[start of Supplied records]
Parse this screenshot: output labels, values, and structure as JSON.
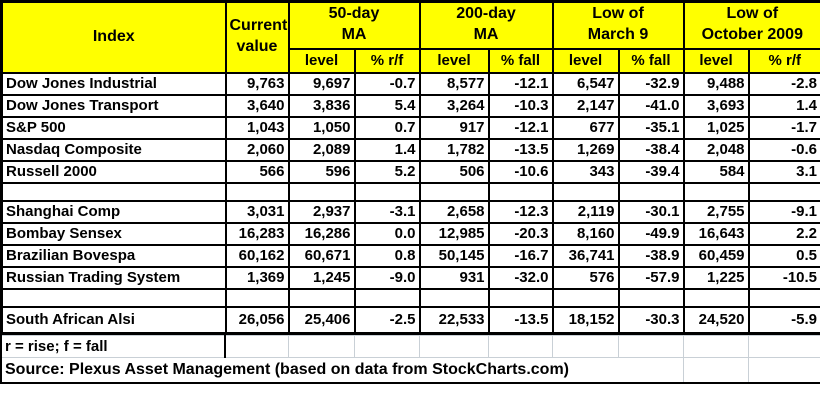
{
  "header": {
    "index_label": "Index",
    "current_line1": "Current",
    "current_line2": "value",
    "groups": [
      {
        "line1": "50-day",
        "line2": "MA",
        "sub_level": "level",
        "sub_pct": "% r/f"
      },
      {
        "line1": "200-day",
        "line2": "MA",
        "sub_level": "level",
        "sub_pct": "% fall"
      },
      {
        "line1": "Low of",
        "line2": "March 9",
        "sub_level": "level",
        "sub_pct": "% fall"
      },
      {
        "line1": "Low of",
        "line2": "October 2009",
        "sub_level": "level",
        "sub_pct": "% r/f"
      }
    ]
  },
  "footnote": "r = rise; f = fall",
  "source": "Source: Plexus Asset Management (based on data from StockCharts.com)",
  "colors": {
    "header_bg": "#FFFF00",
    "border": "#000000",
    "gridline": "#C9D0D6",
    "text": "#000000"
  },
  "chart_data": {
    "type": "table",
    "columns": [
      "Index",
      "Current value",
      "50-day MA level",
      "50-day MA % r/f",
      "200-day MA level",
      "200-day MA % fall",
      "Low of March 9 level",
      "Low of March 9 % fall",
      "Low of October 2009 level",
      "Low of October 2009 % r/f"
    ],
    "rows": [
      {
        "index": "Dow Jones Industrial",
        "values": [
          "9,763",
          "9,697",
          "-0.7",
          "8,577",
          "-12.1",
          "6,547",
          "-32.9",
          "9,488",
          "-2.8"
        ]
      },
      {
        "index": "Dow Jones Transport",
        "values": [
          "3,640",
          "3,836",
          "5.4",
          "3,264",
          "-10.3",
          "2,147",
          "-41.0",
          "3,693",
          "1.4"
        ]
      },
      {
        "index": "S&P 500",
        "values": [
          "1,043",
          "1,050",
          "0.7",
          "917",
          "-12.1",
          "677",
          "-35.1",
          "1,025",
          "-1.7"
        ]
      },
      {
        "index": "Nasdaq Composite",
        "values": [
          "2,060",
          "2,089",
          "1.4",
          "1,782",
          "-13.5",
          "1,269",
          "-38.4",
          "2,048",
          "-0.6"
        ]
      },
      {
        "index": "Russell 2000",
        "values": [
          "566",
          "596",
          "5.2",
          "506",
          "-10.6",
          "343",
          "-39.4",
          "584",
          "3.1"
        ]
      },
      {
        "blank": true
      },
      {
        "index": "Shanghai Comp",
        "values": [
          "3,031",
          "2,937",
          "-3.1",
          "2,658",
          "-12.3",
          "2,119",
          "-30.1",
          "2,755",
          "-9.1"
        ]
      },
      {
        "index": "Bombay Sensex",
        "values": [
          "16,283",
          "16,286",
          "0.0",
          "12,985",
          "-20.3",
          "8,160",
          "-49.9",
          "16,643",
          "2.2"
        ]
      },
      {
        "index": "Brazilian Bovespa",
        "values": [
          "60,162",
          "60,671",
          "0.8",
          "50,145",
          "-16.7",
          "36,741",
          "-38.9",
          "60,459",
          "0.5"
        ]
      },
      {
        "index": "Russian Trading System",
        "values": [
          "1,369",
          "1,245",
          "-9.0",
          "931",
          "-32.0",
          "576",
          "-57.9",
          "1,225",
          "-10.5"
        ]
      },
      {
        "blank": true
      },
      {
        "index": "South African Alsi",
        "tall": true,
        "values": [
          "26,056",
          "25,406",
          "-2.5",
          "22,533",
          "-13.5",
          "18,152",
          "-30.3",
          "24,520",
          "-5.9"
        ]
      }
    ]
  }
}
[end of Supplied records]
Each line of the material that holds the string "March" counts once; give the total alone.

3